**What needs to be done**
Every line with the word "JSON" in it should be extracted from the data that follows.

>> START Working data

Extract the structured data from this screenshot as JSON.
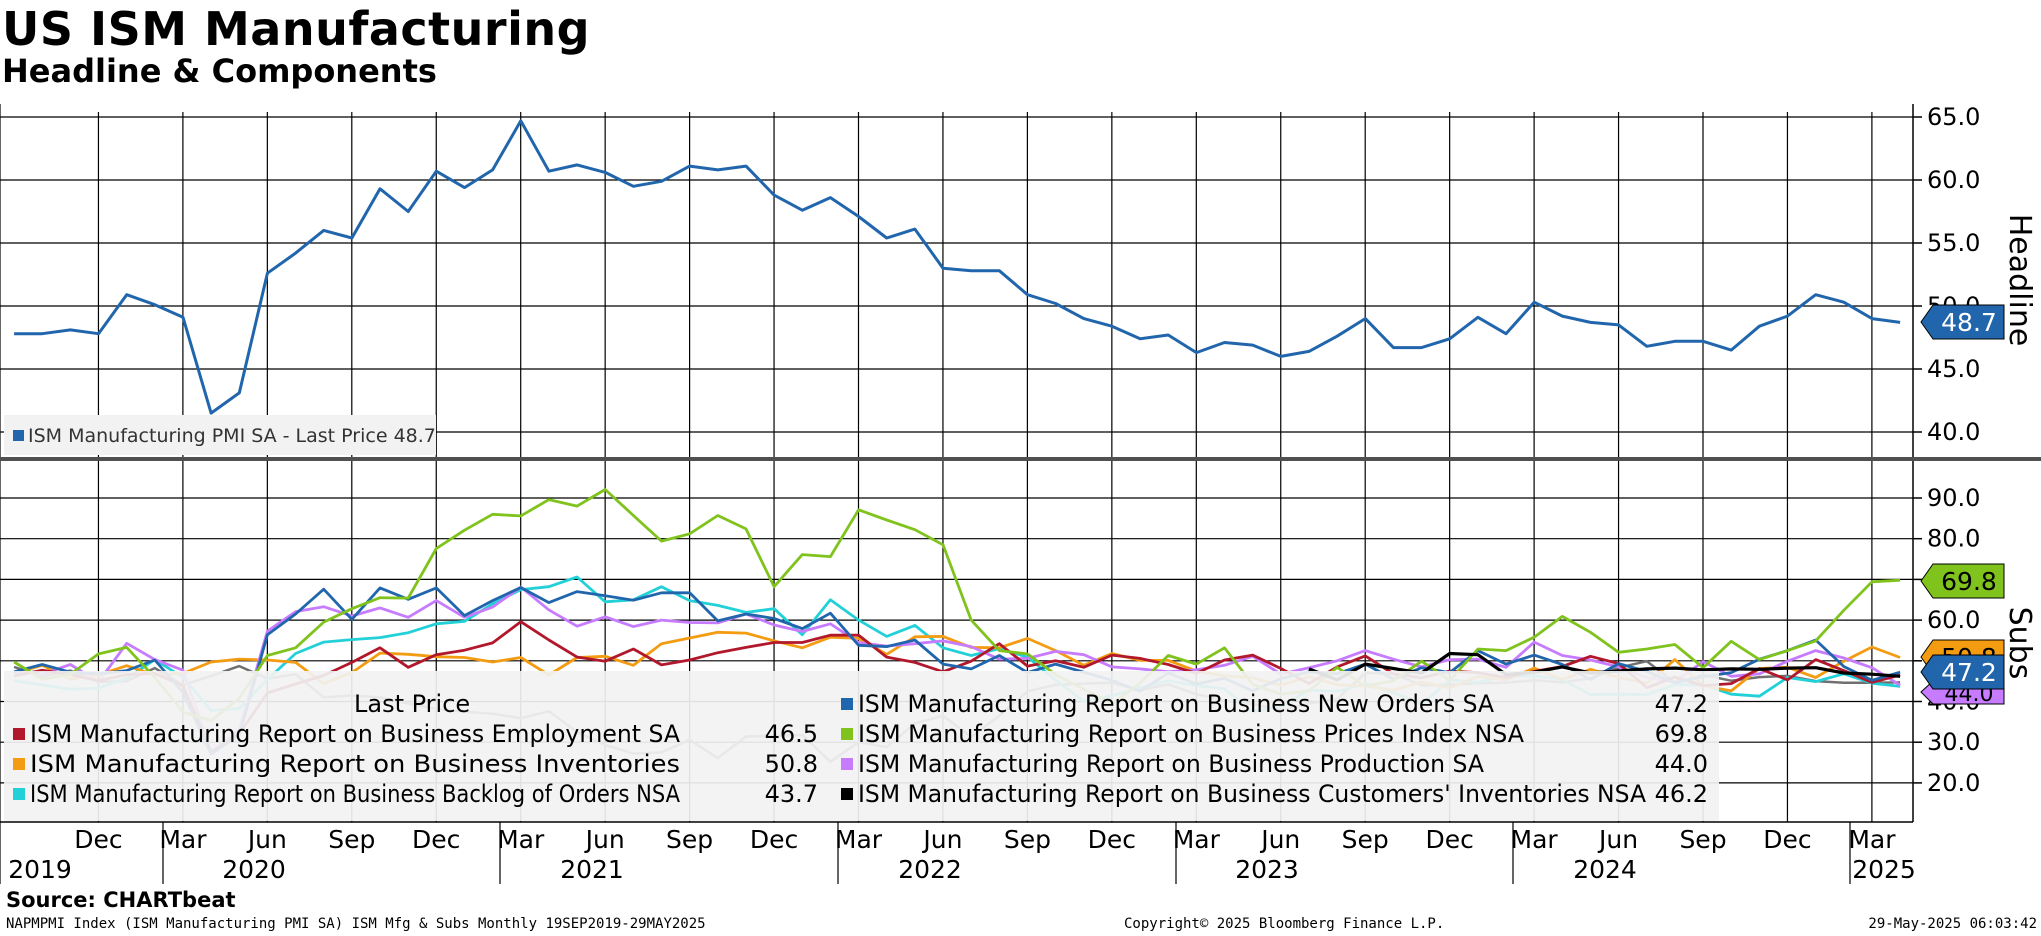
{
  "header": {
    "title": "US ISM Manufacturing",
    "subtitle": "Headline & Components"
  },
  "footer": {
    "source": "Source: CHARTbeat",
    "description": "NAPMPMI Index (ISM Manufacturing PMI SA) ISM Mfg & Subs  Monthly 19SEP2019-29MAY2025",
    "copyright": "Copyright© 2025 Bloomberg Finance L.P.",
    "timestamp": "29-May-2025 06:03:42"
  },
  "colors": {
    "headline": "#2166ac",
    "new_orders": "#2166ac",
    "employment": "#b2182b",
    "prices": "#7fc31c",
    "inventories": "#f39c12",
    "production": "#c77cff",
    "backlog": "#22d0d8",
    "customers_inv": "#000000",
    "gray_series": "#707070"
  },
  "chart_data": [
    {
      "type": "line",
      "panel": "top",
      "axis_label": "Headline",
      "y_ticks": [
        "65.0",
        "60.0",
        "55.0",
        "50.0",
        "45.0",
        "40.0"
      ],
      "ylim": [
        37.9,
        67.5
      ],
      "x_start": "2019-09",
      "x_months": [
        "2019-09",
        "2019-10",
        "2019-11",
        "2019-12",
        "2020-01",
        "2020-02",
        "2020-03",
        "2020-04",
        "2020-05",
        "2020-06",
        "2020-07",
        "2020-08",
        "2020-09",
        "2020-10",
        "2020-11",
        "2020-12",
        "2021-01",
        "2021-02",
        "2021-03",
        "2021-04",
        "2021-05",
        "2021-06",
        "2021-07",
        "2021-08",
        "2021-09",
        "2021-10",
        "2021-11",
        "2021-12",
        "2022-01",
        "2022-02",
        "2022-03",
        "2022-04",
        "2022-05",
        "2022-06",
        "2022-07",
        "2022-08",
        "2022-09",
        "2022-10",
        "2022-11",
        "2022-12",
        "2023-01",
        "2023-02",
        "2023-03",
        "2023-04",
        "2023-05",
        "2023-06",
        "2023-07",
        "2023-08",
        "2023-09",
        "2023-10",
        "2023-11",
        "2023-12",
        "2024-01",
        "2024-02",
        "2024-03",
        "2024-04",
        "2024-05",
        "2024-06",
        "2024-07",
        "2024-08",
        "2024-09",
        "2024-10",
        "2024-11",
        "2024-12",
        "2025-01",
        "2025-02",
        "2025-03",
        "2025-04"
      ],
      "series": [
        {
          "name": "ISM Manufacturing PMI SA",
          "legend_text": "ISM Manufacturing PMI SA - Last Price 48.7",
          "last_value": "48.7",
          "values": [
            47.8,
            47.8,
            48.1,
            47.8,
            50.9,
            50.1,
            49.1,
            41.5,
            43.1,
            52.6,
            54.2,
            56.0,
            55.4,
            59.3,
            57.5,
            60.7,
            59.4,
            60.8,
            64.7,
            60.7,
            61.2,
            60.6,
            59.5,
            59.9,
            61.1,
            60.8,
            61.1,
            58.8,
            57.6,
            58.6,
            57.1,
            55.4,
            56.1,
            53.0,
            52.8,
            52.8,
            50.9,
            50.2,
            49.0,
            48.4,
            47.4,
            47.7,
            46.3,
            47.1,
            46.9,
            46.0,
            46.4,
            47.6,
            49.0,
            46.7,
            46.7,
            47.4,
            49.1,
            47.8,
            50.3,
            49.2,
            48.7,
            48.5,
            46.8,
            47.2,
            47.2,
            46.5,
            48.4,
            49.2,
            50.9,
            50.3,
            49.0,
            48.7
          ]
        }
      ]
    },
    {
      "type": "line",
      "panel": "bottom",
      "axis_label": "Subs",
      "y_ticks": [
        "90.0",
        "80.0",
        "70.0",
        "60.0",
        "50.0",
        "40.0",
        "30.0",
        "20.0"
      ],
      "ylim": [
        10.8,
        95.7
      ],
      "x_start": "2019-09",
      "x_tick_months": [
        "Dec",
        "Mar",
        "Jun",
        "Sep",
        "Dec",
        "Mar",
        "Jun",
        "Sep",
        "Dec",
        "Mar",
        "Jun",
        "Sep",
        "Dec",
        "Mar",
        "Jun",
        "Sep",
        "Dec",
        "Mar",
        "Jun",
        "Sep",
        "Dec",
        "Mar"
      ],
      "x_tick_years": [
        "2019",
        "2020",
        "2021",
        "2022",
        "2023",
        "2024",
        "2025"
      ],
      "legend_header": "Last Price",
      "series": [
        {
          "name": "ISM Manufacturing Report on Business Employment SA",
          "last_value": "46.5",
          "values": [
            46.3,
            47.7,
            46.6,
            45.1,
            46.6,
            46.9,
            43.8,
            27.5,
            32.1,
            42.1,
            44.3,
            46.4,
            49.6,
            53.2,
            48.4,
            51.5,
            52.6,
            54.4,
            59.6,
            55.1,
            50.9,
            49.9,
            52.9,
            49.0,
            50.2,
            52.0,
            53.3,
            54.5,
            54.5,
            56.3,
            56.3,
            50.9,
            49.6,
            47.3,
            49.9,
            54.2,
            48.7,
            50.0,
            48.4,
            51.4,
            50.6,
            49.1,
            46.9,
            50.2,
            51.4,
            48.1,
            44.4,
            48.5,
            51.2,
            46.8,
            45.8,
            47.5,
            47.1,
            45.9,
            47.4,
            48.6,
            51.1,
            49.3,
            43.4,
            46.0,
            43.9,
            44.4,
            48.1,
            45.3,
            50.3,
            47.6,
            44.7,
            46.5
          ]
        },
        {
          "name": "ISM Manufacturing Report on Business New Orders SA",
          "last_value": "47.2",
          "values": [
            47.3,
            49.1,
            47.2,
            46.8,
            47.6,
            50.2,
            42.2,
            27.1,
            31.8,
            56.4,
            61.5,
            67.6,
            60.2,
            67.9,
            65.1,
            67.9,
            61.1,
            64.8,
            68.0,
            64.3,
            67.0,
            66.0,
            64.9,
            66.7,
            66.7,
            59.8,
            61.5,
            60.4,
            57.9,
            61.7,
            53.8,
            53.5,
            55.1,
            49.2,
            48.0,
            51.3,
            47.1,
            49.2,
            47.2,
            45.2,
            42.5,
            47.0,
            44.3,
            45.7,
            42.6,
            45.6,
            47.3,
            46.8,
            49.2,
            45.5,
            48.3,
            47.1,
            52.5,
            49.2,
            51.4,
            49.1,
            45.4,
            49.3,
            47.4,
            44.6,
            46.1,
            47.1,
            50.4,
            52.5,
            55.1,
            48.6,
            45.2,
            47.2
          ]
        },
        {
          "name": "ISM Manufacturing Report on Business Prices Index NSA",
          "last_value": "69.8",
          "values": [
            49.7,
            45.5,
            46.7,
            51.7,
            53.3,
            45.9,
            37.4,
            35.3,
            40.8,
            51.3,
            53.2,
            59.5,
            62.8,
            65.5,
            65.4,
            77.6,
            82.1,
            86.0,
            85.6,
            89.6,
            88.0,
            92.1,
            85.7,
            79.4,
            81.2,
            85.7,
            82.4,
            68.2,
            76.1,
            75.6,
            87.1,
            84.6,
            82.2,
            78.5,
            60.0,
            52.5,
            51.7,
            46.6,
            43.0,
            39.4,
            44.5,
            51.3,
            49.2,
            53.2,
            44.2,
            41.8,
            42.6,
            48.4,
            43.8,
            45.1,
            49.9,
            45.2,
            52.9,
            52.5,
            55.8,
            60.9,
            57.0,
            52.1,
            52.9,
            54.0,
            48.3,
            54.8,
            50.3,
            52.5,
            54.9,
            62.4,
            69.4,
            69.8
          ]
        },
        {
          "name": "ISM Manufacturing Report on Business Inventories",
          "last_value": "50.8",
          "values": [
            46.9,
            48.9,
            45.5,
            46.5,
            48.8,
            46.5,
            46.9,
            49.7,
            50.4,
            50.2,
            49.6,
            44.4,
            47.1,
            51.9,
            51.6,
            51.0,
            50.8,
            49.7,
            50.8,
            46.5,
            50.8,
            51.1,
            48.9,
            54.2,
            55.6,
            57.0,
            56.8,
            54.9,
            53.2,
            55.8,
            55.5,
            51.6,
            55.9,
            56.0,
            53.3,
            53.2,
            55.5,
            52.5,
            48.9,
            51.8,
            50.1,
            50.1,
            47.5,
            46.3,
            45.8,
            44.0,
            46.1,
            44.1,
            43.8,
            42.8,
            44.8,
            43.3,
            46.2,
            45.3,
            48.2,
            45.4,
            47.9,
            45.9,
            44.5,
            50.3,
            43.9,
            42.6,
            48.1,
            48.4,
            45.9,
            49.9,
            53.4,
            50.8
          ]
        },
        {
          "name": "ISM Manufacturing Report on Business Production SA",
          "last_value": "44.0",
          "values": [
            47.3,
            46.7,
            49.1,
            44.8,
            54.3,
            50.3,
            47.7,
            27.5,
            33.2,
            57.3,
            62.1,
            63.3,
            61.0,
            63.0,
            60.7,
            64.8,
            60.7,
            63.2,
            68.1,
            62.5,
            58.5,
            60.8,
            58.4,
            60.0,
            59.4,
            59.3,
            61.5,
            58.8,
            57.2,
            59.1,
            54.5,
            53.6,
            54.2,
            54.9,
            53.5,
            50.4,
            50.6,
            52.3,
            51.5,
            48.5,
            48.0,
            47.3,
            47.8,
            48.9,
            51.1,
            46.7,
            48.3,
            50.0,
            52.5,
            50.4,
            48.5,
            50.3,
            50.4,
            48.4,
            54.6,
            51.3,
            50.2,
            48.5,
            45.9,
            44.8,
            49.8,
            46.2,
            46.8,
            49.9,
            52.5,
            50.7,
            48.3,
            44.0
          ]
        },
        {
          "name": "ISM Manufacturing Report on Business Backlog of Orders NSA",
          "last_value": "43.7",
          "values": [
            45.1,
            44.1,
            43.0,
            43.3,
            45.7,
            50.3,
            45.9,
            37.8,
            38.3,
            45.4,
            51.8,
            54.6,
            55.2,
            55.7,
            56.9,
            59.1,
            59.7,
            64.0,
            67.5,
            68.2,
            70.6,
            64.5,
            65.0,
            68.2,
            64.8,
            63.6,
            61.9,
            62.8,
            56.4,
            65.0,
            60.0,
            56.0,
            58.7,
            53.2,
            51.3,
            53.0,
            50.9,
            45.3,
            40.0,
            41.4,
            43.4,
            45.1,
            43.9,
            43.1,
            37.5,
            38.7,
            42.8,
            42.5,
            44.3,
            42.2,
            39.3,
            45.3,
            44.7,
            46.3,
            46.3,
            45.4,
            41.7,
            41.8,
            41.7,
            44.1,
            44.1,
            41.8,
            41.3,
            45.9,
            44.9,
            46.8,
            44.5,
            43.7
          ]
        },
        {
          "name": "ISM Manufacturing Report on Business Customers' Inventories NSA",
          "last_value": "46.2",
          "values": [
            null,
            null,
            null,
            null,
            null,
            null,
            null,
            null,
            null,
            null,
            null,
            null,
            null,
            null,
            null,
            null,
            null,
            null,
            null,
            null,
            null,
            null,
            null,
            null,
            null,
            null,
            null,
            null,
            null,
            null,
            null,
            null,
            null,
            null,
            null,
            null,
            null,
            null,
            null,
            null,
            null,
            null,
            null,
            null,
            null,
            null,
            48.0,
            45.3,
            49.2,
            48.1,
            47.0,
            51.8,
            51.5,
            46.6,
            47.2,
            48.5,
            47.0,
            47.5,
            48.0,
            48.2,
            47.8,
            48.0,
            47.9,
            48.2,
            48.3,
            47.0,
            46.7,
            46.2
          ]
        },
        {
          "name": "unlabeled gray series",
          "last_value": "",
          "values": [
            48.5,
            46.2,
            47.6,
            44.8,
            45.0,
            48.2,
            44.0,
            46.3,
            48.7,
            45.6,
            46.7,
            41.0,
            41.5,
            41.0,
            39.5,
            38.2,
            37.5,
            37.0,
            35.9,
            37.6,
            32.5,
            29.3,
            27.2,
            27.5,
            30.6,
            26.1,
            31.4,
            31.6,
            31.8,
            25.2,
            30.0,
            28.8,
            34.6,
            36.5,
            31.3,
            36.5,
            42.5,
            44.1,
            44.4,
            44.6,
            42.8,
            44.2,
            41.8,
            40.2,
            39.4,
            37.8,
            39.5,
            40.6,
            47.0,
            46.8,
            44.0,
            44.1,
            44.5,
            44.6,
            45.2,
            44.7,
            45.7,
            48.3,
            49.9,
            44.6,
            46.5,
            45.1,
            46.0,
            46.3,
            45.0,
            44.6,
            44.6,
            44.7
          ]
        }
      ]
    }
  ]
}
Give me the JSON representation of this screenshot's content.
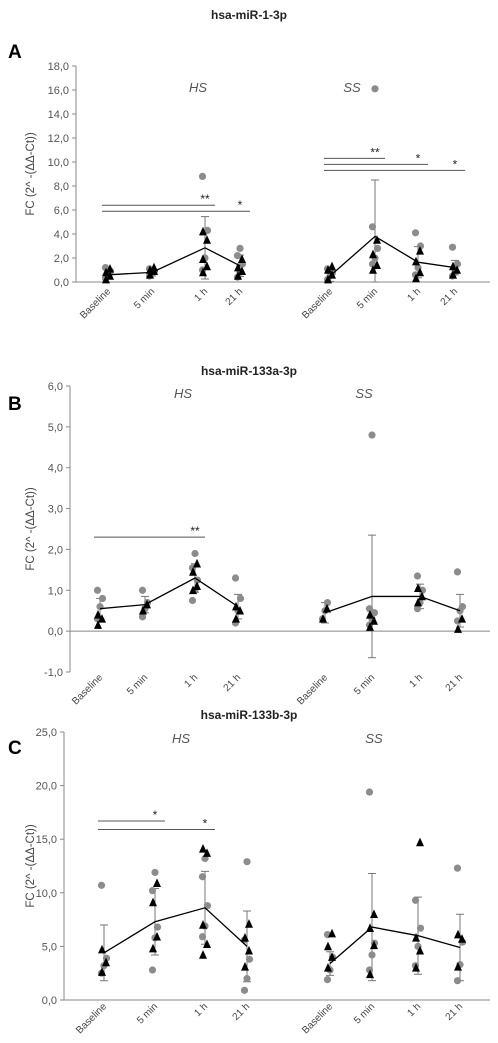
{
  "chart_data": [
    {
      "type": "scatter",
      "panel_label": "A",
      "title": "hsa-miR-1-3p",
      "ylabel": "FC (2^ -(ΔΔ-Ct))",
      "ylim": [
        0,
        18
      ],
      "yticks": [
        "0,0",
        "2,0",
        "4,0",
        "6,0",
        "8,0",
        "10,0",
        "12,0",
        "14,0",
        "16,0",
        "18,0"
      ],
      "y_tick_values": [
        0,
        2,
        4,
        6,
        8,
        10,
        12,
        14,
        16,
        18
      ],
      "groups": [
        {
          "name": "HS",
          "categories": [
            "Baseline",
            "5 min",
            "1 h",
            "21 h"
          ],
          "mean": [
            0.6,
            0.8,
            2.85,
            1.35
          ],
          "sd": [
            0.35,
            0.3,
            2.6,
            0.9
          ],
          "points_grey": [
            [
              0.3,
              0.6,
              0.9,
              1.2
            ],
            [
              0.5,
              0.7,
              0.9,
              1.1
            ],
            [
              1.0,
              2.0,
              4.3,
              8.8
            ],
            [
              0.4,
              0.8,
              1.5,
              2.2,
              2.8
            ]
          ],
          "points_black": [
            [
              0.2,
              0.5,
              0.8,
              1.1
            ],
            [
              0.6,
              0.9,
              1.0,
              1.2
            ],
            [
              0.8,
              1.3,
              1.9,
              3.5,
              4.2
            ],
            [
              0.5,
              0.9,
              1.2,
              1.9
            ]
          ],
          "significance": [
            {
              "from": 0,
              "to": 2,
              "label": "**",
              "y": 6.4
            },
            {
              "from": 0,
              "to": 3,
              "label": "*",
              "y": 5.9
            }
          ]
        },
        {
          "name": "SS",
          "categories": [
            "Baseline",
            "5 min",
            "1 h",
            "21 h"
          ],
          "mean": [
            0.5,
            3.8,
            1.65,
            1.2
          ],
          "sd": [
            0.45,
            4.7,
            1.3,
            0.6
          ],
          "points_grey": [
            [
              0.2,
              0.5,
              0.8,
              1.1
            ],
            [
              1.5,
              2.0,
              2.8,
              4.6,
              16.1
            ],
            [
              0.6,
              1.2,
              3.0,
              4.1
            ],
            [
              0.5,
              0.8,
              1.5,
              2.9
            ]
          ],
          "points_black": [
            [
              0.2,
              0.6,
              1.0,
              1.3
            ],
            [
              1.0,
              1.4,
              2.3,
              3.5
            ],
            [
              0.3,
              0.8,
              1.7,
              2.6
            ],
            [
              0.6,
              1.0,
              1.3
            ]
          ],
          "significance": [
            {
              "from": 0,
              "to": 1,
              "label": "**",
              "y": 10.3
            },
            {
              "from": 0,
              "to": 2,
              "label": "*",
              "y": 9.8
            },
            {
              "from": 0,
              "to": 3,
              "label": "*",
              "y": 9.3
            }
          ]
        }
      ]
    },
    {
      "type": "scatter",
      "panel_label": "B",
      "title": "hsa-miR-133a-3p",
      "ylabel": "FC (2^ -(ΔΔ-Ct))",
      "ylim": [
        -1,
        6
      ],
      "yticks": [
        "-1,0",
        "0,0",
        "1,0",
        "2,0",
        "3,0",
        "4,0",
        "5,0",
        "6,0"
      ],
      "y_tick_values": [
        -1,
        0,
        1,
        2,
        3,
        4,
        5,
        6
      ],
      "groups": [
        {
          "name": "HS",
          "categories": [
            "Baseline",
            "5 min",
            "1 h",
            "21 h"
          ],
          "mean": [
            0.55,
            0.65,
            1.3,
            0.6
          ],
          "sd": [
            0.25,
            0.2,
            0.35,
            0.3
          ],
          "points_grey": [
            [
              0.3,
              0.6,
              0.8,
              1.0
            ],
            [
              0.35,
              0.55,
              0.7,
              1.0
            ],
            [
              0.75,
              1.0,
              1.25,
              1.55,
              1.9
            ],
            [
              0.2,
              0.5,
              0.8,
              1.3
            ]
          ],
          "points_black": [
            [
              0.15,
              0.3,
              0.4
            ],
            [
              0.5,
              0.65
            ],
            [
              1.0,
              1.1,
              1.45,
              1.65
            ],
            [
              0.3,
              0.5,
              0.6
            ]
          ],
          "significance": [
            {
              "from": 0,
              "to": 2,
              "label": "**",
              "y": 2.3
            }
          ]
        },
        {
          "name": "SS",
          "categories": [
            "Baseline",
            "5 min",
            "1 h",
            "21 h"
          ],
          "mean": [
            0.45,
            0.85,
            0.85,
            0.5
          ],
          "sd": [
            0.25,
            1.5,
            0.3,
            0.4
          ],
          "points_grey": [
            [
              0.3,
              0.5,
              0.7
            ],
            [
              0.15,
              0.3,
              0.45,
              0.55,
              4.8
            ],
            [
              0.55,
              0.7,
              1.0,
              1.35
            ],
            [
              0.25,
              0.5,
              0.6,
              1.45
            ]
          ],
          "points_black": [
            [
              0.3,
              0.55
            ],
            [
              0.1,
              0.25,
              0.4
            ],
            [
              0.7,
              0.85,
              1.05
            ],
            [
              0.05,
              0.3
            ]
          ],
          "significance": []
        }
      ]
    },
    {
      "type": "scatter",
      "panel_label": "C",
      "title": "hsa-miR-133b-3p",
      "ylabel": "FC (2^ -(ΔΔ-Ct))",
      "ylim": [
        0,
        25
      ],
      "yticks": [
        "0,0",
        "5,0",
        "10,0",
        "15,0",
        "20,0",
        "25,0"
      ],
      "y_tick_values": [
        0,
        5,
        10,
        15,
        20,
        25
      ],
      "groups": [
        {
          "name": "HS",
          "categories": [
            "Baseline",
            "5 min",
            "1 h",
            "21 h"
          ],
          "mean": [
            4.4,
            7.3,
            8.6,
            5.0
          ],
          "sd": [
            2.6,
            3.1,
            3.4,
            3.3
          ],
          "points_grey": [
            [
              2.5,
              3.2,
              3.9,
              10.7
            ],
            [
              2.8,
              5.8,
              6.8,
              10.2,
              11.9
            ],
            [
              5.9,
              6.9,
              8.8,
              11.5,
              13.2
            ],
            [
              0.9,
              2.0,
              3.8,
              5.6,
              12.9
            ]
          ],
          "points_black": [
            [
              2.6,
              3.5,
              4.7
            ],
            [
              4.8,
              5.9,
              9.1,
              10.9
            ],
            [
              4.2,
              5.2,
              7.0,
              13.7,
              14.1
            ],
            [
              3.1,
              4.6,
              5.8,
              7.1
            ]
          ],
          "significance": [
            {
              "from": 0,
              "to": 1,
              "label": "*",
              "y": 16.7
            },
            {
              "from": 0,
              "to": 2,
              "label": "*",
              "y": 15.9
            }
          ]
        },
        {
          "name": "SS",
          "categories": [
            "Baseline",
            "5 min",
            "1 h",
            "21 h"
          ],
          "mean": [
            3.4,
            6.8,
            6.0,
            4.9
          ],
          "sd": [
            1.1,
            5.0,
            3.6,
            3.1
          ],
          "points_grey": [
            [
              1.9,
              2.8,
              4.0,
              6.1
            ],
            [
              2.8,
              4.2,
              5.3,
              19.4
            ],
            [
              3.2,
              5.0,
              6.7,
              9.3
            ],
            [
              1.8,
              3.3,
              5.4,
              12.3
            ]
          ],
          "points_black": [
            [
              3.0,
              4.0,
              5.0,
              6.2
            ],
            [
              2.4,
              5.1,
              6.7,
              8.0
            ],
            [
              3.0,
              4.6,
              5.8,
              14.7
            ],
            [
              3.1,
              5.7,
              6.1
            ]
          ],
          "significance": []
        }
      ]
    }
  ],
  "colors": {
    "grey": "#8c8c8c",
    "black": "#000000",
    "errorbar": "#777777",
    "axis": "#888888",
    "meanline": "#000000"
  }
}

>> END Working data

**Complete response**
Extract the structured data from this screenshot as JSON.
Give me the JSON representation of this screenshot's content.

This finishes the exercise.